Transcribe word for word the lines spanning the line with "Extract the structured" through the end of the records.
↓
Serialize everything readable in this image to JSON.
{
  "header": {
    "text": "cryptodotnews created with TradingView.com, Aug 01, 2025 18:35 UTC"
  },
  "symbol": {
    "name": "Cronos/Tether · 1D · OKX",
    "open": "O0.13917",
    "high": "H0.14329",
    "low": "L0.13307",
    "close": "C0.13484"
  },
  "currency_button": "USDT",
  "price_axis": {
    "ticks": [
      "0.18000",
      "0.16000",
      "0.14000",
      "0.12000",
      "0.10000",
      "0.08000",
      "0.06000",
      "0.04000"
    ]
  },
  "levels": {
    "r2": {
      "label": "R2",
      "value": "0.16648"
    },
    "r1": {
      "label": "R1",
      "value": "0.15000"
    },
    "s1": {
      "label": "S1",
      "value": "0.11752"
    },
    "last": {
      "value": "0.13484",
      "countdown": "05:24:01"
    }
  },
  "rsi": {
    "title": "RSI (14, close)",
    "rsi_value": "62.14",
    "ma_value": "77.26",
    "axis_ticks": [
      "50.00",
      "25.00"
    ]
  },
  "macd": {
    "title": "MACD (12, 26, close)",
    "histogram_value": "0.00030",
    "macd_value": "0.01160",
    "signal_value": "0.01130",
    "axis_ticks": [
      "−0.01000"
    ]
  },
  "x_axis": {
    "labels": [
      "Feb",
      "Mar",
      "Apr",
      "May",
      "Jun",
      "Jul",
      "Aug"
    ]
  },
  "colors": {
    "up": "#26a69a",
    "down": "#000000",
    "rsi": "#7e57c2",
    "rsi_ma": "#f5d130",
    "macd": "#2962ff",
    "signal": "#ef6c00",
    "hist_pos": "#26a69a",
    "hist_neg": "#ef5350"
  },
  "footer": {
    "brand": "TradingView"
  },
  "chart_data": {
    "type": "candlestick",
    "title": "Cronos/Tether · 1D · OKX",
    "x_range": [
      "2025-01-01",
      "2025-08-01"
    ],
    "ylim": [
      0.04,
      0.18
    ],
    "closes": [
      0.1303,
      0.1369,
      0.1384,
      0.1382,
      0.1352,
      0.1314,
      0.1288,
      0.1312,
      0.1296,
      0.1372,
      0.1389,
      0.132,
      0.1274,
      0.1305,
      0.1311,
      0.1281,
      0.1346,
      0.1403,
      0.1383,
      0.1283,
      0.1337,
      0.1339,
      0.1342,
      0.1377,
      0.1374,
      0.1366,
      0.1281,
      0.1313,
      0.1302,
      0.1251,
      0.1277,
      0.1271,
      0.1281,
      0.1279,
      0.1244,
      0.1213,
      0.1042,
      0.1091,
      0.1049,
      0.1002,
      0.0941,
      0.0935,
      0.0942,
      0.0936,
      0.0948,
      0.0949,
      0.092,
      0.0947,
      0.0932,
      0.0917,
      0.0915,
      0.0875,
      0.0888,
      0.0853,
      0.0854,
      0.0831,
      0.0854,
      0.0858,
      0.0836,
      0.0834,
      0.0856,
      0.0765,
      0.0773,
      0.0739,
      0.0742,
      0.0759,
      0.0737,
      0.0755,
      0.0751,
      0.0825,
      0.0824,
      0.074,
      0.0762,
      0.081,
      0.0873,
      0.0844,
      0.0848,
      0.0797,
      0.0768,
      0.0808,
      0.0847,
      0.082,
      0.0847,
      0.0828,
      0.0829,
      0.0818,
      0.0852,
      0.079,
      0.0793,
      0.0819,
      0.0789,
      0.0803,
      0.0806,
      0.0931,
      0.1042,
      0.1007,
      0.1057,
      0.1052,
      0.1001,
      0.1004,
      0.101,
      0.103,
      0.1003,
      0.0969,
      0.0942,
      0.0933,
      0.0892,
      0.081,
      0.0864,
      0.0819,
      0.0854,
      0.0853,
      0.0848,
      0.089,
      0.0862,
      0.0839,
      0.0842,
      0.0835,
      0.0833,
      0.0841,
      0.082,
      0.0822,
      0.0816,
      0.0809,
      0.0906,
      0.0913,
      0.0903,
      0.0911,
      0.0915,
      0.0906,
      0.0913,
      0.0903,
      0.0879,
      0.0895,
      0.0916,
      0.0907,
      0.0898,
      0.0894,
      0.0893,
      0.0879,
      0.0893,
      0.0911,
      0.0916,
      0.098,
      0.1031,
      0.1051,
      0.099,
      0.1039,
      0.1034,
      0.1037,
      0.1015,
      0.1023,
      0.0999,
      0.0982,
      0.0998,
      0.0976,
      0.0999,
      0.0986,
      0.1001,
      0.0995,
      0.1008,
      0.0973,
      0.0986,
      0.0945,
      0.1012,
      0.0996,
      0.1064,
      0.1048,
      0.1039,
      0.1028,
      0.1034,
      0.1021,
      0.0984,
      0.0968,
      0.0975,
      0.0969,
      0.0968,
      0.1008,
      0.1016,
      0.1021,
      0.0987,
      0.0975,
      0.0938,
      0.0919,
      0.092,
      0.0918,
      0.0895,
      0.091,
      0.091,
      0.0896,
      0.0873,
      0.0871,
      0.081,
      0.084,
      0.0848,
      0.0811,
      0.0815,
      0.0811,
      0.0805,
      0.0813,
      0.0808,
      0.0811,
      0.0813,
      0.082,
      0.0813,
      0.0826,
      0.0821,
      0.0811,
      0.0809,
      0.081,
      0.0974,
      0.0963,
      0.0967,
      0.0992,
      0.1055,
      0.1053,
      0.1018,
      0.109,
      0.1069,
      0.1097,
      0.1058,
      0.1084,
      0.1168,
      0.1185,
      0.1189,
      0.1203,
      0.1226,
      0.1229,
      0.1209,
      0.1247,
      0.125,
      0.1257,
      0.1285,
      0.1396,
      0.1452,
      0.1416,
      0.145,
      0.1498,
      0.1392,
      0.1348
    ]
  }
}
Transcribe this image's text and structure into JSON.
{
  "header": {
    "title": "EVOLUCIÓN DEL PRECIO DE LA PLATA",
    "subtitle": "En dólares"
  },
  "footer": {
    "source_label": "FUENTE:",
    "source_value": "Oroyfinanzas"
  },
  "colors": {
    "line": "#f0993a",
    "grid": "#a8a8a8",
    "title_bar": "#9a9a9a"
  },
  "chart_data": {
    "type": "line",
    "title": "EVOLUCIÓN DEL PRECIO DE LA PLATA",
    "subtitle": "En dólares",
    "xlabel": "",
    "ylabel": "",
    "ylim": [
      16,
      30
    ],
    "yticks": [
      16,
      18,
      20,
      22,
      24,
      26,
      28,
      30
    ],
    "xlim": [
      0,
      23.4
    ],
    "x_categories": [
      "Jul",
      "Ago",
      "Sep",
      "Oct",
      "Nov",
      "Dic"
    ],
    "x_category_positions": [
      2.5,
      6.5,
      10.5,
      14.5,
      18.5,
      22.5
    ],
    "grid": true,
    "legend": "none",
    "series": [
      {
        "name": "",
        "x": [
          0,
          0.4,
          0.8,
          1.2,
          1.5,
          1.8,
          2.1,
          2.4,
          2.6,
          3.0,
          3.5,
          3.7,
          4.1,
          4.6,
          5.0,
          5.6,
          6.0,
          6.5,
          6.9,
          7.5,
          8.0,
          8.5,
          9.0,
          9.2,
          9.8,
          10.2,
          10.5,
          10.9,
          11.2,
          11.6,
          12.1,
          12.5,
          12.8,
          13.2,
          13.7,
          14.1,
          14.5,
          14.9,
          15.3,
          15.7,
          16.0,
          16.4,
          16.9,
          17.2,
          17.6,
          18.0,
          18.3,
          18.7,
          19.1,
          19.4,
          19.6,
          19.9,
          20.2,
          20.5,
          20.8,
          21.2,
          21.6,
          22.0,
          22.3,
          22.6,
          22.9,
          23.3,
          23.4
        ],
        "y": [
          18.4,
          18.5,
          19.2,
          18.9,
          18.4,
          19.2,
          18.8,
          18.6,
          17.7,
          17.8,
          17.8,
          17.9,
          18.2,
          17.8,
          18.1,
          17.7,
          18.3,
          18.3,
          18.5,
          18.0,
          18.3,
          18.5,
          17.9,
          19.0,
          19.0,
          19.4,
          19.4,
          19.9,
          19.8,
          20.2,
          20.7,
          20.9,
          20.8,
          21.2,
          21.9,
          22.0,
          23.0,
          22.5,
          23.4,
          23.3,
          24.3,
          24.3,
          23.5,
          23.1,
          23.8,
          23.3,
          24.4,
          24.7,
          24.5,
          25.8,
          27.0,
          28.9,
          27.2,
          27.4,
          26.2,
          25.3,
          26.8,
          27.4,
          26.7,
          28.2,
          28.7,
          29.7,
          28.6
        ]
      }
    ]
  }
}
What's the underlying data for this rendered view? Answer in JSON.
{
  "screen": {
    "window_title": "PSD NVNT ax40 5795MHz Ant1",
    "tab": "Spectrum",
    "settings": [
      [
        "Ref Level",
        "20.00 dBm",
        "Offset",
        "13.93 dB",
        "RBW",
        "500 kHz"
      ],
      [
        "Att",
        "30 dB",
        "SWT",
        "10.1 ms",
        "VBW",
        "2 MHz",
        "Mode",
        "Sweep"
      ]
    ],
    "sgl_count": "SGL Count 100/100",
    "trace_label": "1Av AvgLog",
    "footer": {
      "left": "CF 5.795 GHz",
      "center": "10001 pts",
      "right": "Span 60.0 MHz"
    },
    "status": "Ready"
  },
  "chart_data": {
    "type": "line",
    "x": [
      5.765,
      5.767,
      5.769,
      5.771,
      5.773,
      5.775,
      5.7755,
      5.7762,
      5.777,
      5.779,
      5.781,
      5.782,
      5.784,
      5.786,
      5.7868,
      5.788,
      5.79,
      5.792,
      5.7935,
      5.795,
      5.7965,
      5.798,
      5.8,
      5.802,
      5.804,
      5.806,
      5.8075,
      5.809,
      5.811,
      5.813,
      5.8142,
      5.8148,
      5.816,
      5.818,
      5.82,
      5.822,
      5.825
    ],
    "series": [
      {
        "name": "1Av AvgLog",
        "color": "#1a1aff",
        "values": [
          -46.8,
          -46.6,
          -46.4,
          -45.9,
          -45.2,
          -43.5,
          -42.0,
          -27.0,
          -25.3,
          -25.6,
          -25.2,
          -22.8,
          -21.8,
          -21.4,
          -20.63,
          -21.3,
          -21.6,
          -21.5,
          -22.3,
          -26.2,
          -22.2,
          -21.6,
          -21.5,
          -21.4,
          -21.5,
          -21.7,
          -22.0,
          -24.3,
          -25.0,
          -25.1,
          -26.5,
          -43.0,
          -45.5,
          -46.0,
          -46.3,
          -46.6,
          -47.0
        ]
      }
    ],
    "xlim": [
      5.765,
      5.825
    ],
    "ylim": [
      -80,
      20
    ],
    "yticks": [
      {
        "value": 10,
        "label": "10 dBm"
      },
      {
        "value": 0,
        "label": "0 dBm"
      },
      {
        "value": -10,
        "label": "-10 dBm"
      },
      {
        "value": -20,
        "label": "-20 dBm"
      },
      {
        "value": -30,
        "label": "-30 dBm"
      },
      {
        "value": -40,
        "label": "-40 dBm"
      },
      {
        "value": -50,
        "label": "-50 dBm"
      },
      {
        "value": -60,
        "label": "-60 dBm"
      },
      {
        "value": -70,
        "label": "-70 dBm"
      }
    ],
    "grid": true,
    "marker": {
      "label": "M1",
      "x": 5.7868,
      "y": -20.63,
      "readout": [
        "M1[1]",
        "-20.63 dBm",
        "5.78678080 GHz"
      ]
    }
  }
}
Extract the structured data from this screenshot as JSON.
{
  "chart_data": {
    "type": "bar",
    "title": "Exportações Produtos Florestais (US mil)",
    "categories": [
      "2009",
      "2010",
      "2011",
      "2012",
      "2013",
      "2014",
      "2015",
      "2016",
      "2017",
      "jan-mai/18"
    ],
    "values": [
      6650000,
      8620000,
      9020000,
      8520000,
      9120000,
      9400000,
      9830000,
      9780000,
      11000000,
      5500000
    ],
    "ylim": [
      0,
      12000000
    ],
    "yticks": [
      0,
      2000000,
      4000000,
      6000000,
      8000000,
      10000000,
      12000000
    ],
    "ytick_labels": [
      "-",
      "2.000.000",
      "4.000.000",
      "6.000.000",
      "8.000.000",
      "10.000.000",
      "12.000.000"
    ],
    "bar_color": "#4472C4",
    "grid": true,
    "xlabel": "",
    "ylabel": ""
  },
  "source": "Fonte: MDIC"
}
↑
[Task response]
Extract the structured data from this screenshot as JSON.
{
  "chart_data": {
    "type": "bar",
    "title": "Exportações Produtos Florestais (US mil)",
    "categories": [
      "2009",
      "2010",
      "2011",
      "2012",
      "2013",
      "2014",
      "2015",
      "2016",
      "2017",
      "jan-mai/18"
    ],
    "values": [
      6650000,
      8620000,
      9020000,
      8520000,
      9120000,
      9400000,
      9830000,
      9780000,
      11000000,
      5500000
    ],
    "ylim": [
      0,
      12000000
    ],
    "yticks": [
      0,
      2000000,
      4000000,
      6000000,
      8000000,
      10000000,
      12000000
    ],
    "ytick_labels": [
      "-",
      "2.000.000",
      "4.000.000",
      "6.000.000",
      "8.000.000",
      "10.000.000",
      "12.000.000"
    ],
    "bar_color": "#4472C4",
    "grid": true,
    "xlabel": "",
    "ylabel": ""
  },
  "source": "Fonte: MDIC"
}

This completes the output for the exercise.